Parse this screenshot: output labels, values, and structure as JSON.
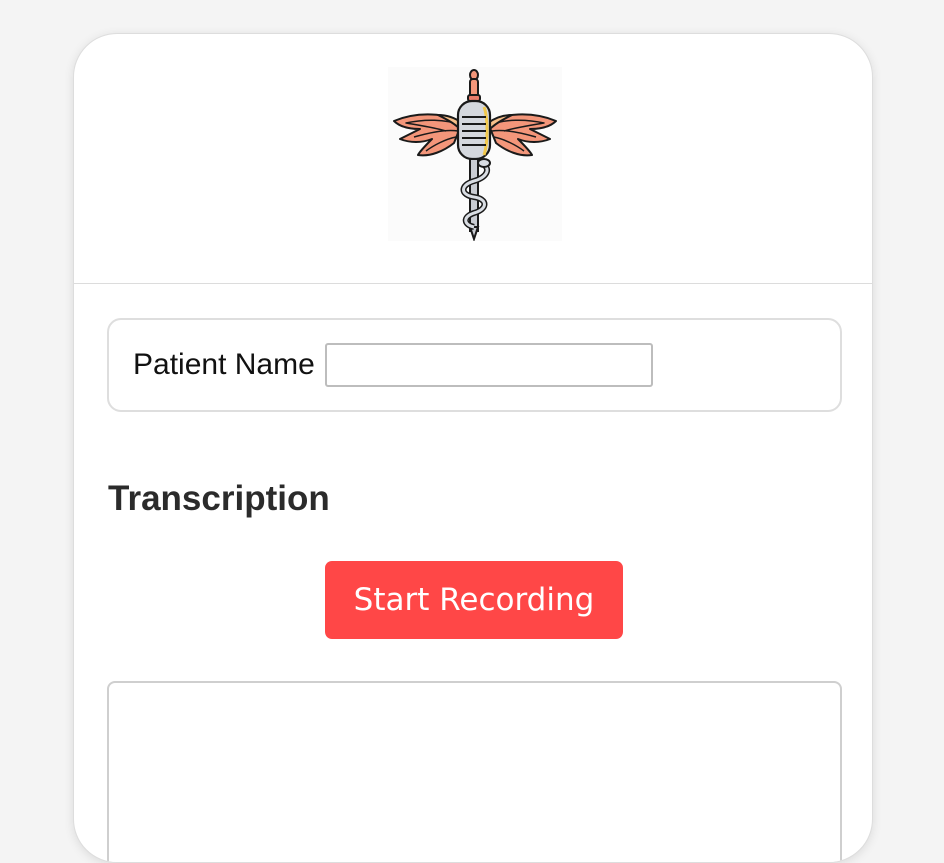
{
  "logo": {
    "name": "caduceus-microphone-logo"
  },
  "patient": {
    "label": "Patient Name",
    "value": "",
    "placeholder": ""
  },
  "transcription": {
    "title": "Transcription",
    "button_label": "Start Recording",
    "text": ""
  },
  "colors": {
    "background": "#f4f4f4",
    "card": "#ffffff",
    "record_button": "#ff4747"
  }
}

- Exercise aim
Every line of the data above should be quoted exactly. Omit the pictures.

- In response
Parse this screenshot: output labels, values, and structure as JSON.
{
  "logo": {
    "name": "caduceus-microphone-logo"
  },
  "patient": {
    "label": "Patient Name",
    "value": "",
    "placeholder": ""
  },
  "transcription": {
    "title": "Transcription",
    "button_label": "Start Recording",
    "text": ""
  },
  "colors": {
    "background": "#f4f4f4",
    "card": "#ffffff",
    "record_button": "#ff4747"
  }
}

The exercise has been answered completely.